Request: Read the records below and copy each line that contains "Прочие".

Exercise material:
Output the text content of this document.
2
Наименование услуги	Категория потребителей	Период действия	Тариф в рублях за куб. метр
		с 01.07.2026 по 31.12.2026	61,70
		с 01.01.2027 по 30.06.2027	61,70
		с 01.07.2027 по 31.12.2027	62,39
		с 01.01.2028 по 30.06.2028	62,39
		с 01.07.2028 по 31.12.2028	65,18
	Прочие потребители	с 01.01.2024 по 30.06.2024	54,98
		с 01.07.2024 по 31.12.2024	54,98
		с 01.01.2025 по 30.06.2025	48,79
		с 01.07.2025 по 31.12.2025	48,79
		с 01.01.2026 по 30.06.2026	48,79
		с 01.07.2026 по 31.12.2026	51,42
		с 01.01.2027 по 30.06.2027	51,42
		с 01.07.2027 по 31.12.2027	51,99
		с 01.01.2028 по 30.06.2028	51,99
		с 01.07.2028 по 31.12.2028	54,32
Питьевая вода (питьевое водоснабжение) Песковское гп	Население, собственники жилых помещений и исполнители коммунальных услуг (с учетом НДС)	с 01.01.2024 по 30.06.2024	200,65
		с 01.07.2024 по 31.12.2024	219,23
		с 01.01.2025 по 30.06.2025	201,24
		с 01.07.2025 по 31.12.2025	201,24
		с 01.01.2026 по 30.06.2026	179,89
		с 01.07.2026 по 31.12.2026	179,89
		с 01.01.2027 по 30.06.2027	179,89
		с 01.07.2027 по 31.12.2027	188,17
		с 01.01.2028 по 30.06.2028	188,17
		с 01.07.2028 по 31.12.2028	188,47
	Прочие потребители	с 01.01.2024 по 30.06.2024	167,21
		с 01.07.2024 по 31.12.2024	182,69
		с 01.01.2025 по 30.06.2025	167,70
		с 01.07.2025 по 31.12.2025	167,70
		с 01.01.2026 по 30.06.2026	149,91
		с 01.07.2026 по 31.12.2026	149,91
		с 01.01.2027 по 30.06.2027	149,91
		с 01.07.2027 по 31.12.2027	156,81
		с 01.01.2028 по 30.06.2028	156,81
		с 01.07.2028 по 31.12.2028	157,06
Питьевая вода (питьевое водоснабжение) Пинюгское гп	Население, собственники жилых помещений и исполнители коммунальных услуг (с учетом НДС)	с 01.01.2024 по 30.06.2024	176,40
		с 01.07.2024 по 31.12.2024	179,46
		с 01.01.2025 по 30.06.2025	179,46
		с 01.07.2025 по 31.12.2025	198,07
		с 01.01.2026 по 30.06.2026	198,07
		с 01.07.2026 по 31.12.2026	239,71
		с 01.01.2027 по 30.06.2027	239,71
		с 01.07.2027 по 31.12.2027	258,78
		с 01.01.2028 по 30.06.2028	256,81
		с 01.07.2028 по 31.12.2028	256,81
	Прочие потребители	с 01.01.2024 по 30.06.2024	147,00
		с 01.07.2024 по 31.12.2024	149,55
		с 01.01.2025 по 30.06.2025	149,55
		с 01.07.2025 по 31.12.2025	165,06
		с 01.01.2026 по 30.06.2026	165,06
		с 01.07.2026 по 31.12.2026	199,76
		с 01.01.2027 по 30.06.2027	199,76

Full solution:
	Прочие потребители	с 01.01.2024 по 30.06.2024	54,98
	Прочие потребители	с 01.01.2024 по 30.06.2024	167,21
	Прочие потребители	с 01.01.2024 по 30.06.2024	147,00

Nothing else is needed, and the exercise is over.